__Data for processing__.
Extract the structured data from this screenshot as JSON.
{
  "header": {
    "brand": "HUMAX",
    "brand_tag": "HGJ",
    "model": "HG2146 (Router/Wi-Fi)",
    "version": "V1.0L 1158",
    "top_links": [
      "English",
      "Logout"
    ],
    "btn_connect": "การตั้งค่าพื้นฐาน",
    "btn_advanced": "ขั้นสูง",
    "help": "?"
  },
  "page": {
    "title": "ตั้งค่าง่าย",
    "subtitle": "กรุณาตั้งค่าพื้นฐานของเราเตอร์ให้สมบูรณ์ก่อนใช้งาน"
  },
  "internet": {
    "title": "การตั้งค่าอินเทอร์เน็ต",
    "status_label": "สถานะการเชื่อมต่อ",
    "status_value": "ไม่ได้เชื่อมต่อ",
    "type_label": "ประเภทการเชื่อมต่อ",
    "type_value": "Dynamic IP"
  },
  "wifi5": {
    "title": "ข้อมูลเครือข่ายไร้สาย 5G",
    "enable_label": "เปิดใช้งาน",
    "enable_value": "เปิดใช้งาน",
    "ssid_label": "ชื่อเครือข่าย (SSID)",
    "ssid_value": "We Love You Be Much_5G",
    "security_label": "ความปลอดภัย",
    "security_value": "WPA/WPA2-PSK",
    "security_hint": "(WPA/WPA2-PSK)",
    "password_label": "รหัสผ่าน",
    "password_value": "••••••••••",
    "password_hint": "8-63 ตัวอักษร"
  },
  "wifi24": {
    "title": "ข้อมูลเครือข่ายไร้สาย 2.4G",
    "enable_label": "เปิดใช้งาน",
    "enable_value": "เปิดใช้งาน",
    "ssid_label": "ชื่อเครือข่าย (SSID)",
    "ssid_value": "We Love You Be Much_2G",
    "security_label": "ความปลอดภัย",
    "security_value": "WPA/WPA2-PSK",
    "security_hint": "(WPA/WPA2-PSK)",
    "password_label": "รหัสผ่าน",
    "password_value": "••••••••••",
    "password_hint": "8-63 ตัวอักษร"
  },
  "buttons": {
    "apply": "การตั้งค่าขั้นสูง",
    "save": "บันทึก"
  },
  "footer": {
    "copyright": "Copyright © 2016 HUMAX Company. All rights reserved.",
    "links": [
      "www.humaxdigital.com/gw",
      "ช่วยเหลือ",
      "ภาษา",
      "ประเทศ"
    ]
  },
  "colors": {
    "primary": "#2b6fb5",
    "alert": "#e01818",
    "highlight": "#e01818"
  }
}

__Set exercise__. Repeat back the data above, exact to the last character.

__Final answer__.
Extract the structured data from this screenshot as JSON.
{
  "header": {
    "brand": "HUMAX",
    "brand_tag": "HGJ",
    "model": "HG2146 (Router/Wi-Fi)",
    "version": "V1.0L 1158",
    "top_links": [
      "English",
      "Logout"
    ],
    "btn_connect": "การตั้งค่าพื้นฐาน",
    "btn_advanced": "ขั้นสูง",
    "help": "?"
  },
  "page": {
    "title": "ตั้งค่าง่าย",
    "subtitle": "กรุณาตั้งค่าพื้นฐานของเราเตอร์ให้สมบูรณ์ก่อนใช้งาน"
  },
  "internet": {
    "title": "การตั้งค่าอินเทอร์เน็ต",
    "status_label": "สถานะการเชื่อมต่อ",
    "status_value": "ไม่ได้เชื่อมต่อ",
    "type_label": "ประเภทการเชื่อมต่อ",
    "type_value": "Dynamic IP"
  },
  "wifi5": {
    "title": "ข้อมูลเครือข่ายไร้สาย 5G",
    "enable_label": "เปิดใช้งาน",
    "enable_value": "เปิดใช้งาน",
    "ssid_label": "ชื่อเครือข่าย (SSID)",
    "ssid_value": "We Love You Be Much_5G",
    "security_label": "ความปลอดภัย",
    "security_value": "WPA/WPA2-PSK",
    "security_hint": "(WPA/WPA2-PSK)",
    "password_label": "รหัสผ่าน",
    "password_value": "••••••••••",
    "password_hint": "8-63 ตัวอักษร"
  },
  "wifi24": {
    "title": "ข้อมูลเครือข่ายไร้สาย 2.4G",
    "enable_label": "เปิดใช้งาน",
    "enable_value": "เปิดใช้งาน",
    "ssid_label": "ชื่อเครือข่าย (SSID)",
    "ssid_value": "We Love You Be Much_2G",
    "security_label": "ความปลอดภัย",
    "security_value": "WPA/WPA2-PSK",
    "security_hint": "(WPA/WPA2-PSK)",
    "password_label": "รหัสผ่าน",
    "password_value": "••••••••••",
    "password_hint": "8-63 ตัวอักษร"
  },
  "buttons": {
    "apply": "การตั้งค่าขั้นสูง",
    "save": "บันทึก"
  },
  "footer": {
    "copyright": "Copyright © 2016 HUMAX Company. All rights reserved.",
    "links": [
      "www.humaxdigital.com/gw",
      "ช่วยเหลือ",
      "ภาษา",
      "ประเทศ"
    ]
  },
  "colors": {
    "primary": "#2b6fb5",
    "alert": "#e01818",
    "highlight": "#e01818"
  }
}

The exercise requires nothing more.